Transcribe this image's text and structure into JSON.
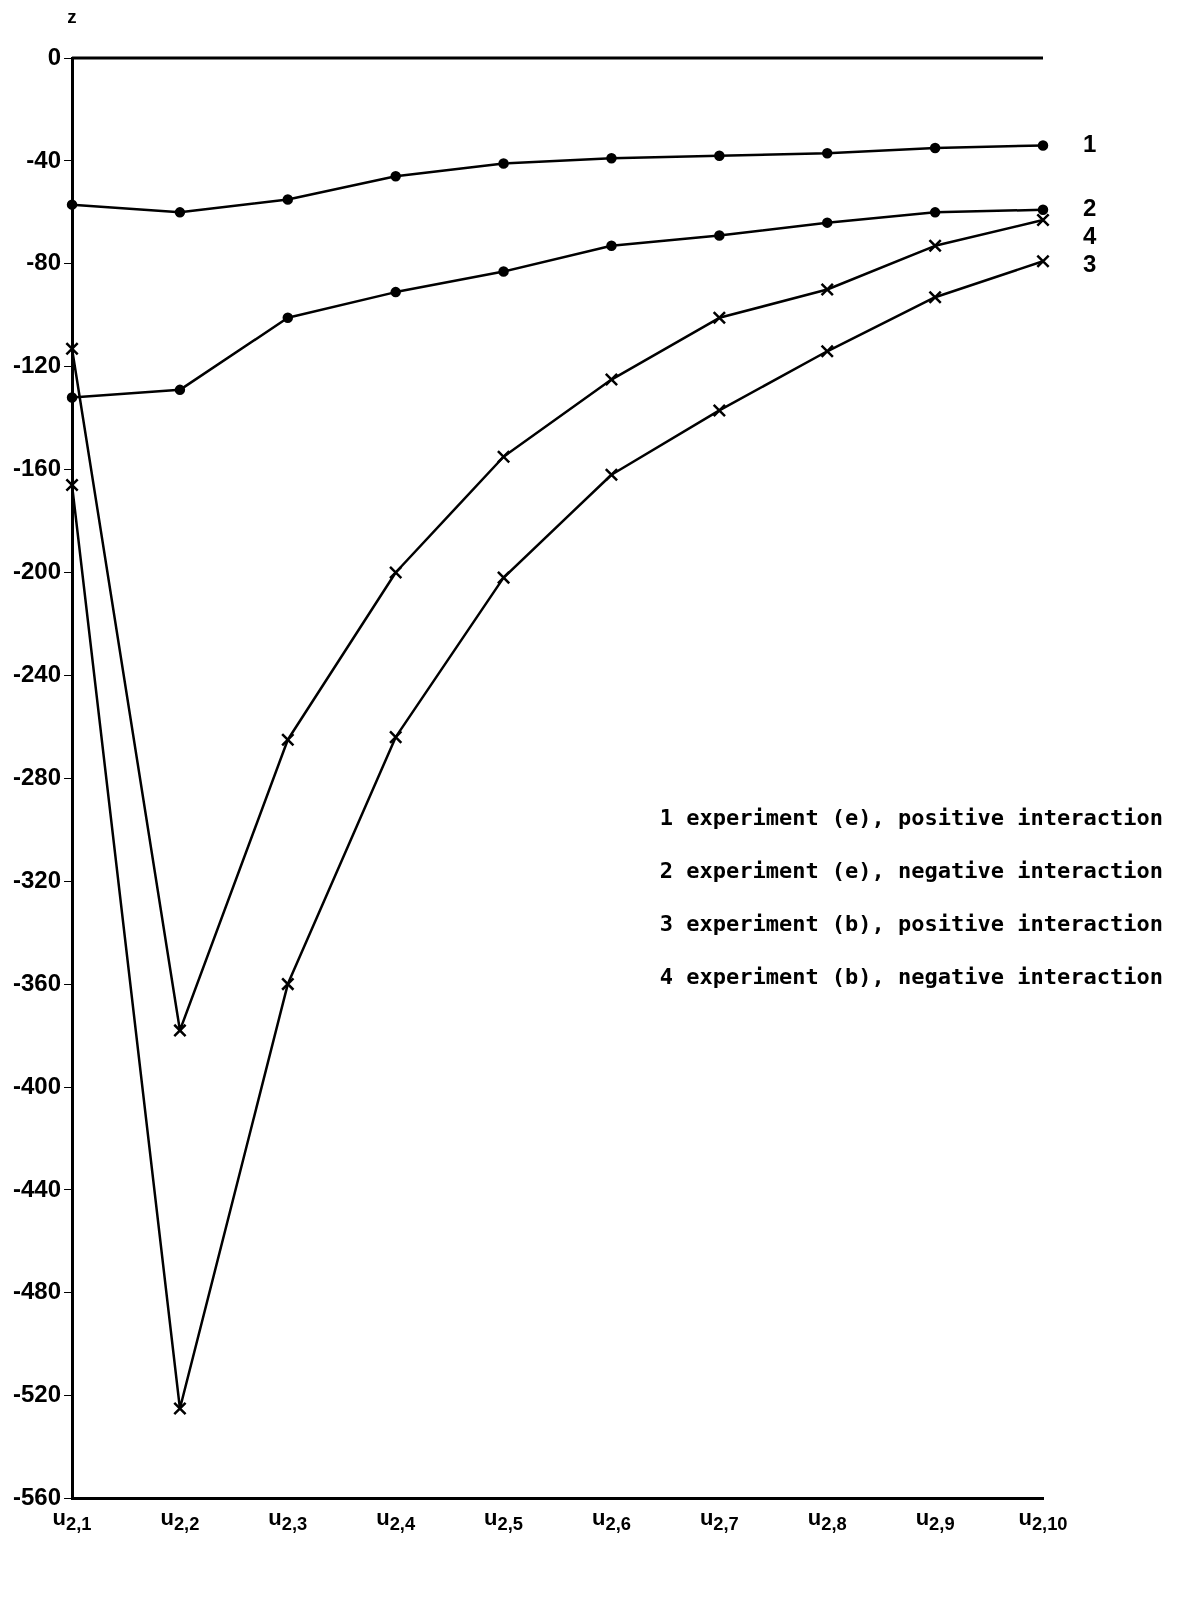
{
  "chart_data": {
    "type": "line",
    "ylabel": "z",
    "categories": [
      "u$_{2,1}$",
      "u$_{2,2}$",
      "u$_{2,3}$",
      "u$_{2,4}$",
      "u$_{2,5}$",
      "u$_{2,6}$",
      "u$_{2,7}$",
      "u$_{2,8}$",
      "u$_{2,9}$",
      "u$_{2,10}$"
    ],
    "series": [
      {
        "name": "1",
        "color": "#000000",
        "marker": "circle",
        "values": [
          -57,
          -60,
          -55,
          -46,
          -41,
          -39,
          -38,
          -37,
          -35,
          -34
        ]
      },
      {
        "name": "2",
        "color": "#000000",
        "marker": "circle",
        "values": [
          -132,
          -129,
          -101,
          -91,
          -83,
          -73,
          -69,
          -64,
          -60,
          -59
        ]
      },
      {
        "name": "3",
        "color": "#000000",
        "marker": "cross",
        "values": [
          -166,
          -525,
          -360,
          -264,
          -202,
          -162,
          -137,
          -114,
          -93,
          -79
        ]
      },
      {
        "name": "4",
        "color": "#000000",
        "marker": "cross",
        "values": [
          -113,
          -378,
          -265,
          -200,
          -155,
          -125,
          -101,
          -90,
          -73,
          -63
        ]
      }
    ],
    "ylim": [
      -560,
      0
    ],
    "yticks": [
      0,
      -40,
      -80,
      -120,
      -160,
      -200,
      -240,
      -280,
      -320,
      -360,
      -400,
      -440,
      -480,
      -520,
      -560
    ],
    "ref_lines": [
      {
        "axis": "y",
        "value": 0,
        "color": "#000000"
      }
    ],
    "annotations": [
      "1 experiment (e), positive interaction",
      "2 experiment (e), negative interaction",
      "3 experiment (b), positive interaction",
      "4 experiment (b), negative interaction"
    ],
    "grid": false,
    "line_style": "solid"
  }
}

+-------+

Set problem: Count the lines of the material that include the word "positive", then state only the total.

Exercise answer: 2